EXERCISE AIM: Quote the full listing word for word.

MATERIAL:
◆ ◆ ◆ ◆ ◆

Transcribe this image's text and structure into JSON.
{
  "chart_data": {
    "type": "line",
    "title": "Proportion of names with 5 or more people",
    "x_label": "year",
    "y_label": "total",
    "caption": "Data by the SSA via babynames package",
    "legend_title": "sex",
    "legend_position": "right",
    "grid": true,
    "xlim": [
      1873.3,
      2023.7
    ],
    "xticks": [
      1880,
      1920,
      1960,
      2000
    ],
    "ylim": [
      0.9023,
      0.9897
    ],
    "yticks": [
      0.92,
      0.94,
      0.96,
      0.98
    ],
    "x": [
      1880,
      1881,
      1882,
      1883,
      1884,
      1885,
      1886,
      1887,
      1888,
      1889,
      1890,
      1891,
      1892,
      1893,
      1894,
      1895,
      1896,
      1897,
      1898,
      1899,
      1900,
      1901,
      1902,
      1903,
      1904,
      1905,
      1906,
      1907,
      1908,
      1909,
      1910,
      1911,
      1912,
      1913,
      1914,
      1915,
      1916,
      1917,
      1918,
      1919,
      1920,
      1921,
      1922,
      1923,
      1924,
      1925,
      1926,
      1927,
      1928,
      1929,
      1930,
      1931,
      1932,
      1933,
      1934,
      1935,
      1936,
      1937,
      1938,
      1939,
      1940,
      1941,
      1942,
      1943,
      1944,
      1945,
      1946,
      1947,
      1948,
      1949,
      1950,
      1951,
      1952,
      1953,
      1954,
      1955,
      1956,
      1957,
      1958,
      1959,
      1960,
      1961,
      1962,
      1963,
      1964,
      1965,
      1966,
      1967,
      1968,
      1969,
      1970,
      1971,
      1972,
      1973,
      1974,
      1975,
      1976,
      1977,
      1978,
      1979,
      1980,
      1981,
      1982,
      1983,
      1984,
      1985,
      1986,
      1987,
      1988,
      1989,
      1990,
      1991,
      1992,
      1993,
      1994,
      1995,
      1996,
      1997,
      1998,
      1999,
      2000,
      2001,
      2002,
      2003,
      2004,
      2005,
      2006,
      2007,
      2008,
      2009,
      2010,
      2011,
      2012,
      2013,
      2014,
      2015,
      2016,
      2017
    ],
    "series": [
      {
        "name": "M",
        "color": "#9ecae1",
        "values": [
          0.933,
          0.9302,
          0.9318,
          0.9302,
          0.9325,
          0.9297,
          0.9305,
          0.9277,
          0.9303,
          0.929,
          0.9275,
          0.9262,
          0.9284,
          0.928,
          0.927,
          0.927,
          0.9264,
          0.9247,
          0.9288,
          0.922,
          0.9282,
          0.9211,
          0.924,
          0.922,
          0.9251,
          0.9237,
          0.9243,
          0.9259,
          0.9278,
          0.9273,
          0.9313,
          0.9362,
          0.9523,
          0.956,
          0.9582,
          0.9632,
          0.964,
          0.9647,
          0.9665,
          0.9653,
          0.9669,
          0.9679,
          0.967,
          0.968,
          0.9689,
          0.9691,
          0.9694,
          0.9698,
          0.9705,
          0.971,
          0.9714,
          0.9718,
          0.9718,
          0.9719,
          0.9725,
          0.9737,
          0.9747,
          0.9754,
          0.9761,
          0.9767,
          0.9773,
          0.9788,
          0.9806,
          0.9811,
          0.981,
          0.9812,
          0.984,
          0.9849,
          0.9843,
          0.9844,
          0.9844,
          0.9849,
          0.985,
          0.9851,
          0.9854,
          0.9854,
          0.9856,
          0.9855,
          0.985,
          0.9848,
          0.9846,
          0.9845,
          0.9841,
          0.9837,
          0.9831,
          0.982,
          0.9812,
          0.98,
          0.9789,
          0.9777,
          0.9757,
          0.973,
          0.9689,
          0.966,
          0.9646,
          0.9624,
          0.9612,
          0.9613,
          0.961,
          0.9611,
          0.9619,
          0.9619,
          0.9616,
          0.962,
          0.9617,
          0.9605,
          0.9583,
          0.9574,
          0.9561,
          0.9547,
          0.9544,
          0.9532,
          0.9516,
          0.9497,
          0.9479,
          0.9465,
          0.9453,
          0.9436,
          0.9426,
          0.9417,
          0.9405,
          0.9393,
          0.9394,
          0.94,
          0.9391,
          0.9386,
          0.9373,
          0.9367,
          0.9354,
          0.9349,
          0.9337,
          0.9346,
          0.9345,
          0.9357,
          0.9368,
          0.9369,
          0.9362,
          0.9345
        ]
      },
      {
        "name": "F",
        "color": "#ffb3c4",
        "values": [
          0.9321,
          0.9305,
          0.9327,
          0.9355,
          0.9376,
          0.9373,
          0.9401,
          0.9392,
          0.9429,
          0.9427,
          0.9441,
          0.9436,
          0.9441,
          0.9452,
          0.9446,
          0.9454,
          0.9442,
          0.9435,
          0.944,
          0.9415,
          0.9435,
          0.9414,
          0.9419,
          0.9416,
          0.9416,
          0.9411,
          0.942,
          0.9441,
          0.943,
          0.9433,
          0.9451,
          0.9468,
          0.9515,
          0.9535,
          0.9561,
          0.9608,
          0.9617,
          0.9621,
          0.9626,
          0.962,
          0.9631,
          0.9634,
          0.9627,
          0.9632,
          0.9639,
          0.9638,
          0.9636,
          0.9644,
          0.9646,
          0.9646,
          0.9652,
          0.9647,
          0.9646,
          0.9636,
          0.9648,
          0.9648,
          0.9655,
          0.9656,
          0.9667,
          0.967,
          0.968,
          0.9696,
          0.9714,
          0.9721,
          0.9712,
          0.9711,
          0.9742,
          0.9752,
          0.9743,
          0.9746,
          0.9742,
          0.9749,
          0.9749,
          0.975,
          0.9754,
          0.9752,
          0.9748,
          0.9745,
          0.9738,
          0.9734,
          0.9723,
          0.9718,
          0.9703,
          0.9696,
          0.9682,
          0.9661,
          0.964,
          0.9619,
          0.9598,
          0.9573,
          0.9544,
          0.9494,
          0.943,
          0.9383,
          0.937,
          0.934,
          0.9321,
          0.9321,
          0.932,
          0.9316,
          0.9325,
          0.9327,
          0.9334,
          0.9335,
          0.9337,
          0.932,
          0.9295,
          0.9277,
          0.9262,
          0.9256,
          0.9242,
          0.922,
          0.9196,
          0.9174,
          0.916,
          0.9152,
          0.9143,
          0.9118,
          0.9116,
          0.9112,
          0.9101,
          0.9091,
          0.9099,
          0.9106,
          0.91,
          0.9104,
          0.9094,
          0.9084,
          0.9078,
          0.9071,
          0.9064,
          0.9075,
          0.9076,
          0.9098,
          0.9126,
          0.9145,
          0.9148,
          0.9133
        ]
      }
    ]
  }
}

◆ ◆ ◆ ◆ ◆

RESPONSE BELOW:
Transcribe this image's text and structure into JSON.
{
  "chart_data": {
    "type": "line",
    "title": "Proportion of names with 5 or more people",
    "x_label": "year",
    "y_label": "total",
    "caption": "Data by the SSA via babynames package",
    "legend_title": "sex",
    "legend_position": "right",
    "grid": true,
    "xlim": [
      1873.3,
      2023.7
    ],
    "xticks": [
      1880,
      1920,
      1960,
      2000
    ],
    "ylim": [
      0.9023,
      0.9897
    ],
    "yticks": [
      0.92,
      0.94,
      0.96,
      0.98
    ],
    "x": [
      1880,
      1881,
      1882,
      1883,
      1884,
      1885,
      1886,
      1887,
      1888,
      1889,
      1890,
      1891,
      1892,
      1893,
      1894,
      1895,
      1896,
      1897,
      1898,
      1899,
      1900,
      1901,
      1902,
      1903,
      1904,
      1905,
      1906,
      1907,
      1908,
      1909,
      1910,
      1911,
      1912,
      1913,
      1914,
      1915,
      1916,
      1917,
      1918,
      1919,
      1920,
      1921,
      1922,
      1923,
      1924,
      1925,
      1926,
      1927,
      1928,
      1929,
      1930,
      1931,
      1932,
      1933,
      1934,
      1935,
      1936,
      1937,
      1938,
      1939,
      1940,
      1941,
      1942,
      1943,
      1944,
      1945,
      1946,
      1947,
      1948,
      1949,
      1950,
      1951,
      1952,
      1953,
      1954,
      1955,
      1956,
      1957,
      1958,
      1959,
      1960,
      1961,
      1962,
      1963,
      1964,
      1965,
      1966,
      1967,
      1968,
      1969,
      1970,
      1971,
      1972,
      1973,
      1974,
      1975,
      1976,
      1977,
      1978,
      1979,
      1980,
      1981,
      1982,
      1983,
      1984,
      1985,
      1986,
      1987,
      1988,
      1989,
      1990,
      1991,
      1992,
      1993,
      1994,
      1995,
      1996,
      1997,
      1998,
      1999,
      2000,
      2001,
      2002,
      2003,
      2004,
      2005,
      2006,
      2007,
      2008,
      2009,
      2010,
      2011,
      2012,
      2013,
      2014,
      2015,
      2016,
      2017
    ],
    "series": [
      {
        "name": "M",
        "color": "#9ecae1",
        "values": [
          0.933,
          0.9302,
          0.9318,
          0.9302,
          0.9325,
          0.9297,
          0.9305,
          0.9277,
          0.9303,
          0.929,
          0.9275,
          0.9262,
          0.9284,
          0.928,
          0.927,
          0.927,
          0.9264,
          0.9247,
          0.9288,
          0.922,
          0.9282,
          0.9211,
          0.924,
          0.922,
          0.9251,
          0.9237,
          0.9243,
          0.9259,
          0.9278,
          0.9273,
          0.9313,
          0.9362,
          0.9523,
          0.956,
          0.9582,
          0.9632,
          0.964,
          0.9647,
          0.9665,
          0.9653,
          0.9669,
          0.9679,
          0.967,
          0.968,
          0.9689,
          0.9691,
          0.9694,
          0.9698,
          0.9705,
          0.971,
          0.9714,
          0.9718,
          0.9718,
          0.9719,
          0.9725,
          0.9737,
          0.9747,
          0.9754,
          0.9761,
          0.9767,
          0.9773,
          0.9788,
          0.9806,
          0.9811,
          0.981,
          0.9812,
          0.984,
          0.9849,
          0.9843,
          0.9844,
          0.9844,
          0.9849,
          0.985,
          0.9851,
          0.9854,
          0.9854,
          0.9856,
          0.9855,
          0.985,
          0.9848,
          0.9846,
          0.9845,
          0.9841,
          0.9837,
          0.9831,
          0.982,
          0.9812,
          0.98,
          0.9789,
          0.9777,
          0.9757,
          0.973,
          0.9689,
          0.966,
          0.9646,
          0.9624,
          0.9612,
          0.9613,
          0.961,
          0.9611,
          0.9619,
          0.9619,
          0.9616,
          0.962,
          0.9617,
          0.9605,
          0.9583,
          0.9574,
          0.9561,
          0.9547,
          0.9544,
          0.9532,
          0.9516,
          0.9497,
          0.9479,
          0.9465,
          0.9453,
          0.9436,
          0.9426,
          0.9417,
          0.9405,
          0.9393,
          0.9394,
          0.94,
          0.9391,
          0.9386,
          0.9373,
          0.9367,
          0.9354,
          0.9349,
          0.9337,
          0.9346,
          0.9345,
          0.9357,
          0.9368,
          0.9369,
          0.9362,
          0.9345
        ]
      },
      {
        "name": "F",
        "color": "#ffb3c4",
        "values": [
          0.9321,
          0.9305,
          0.9327,
          0.9355,
          0.9376,
          0.9373,
          0.9401,
          0.9392,
          0.9429,
          0.9427,
          0.9441,
          0.9436,
          0.9441,
          0.9452,
          0.9446,
          0.9454,
          0.9442,
          0.9435,
          0.944,
          0.9415,
          0.9435,
          0.9414,
          0.9419,
          0.9416,
          0.9416,
          0.9411,
          0.942,
          0.9441,
          0.943,
          0.9433,
          0.9451,
          0.9468,
          0.9515,
          0.9535,
          0.9561,
          0.9608,
          0.9617,
          0.9621,
          0.9626,
          0.962,
          0.9631,
          0.9634,
          0.9627,
          0.9632,
          0.9639,
          0.9638,
          0.9636,
          0.9644,
          0.9646,
          0.9646,
          0.9652,
          0.9647,
          0.9646,
          0.9636,
          0.9648,
          0.9648,
          0.9655,
          0.9656,
          0.9667,
          0.967,
          0.968,
          0.9696,
          0.9714,
          0.9721,
          0.9712,
          0.9711,
          0.9742,
          0.9752,
          0.9743,
          0.9746,
          0.9742,
          0.9749,
          0.9749,
          0.975,
          0.9754,
          0.9752,
          0.9748,
          0.9745,
          0.9738,
          0.9734,
          0.9723,
          0.9718,
          0.9703,
          0.9696,
          0.9682,
          0.9661,
          0.964,
          0.9619,
          0.9598,
          0.9573,
          0.9544,
          0.9494,
          0.943,
          0.9383,
          0.937,
          0.934,
          0.9321,
          0.9321,
          0.932,
          0.9316,
          0.9325,
          0.9327,
          0.9334,
          0.9335,
          0.9337,
          0.932,
          0.9295,
          0.9277,
          0.9262,
          0.9256,
          0.9242,
          0.922,
          0.9196,
          0.9174,
          0.916,
          0.9152,
          0.9143,
          0.9118,
          0.9116,
          0.9112,
          0.9101,
          0.9091,
          0.9099,
          0.9106,
          0.91,
          0.9104,
          0.9094,
          0.9084,
          0.9078,
          0.9071,
          0.9064,
          0.9075,
          0.9076,
          0.9098,
          0.9126,
          0.9145,
          0.9148,
          0.9133
        ]
      }
    ]
  }
}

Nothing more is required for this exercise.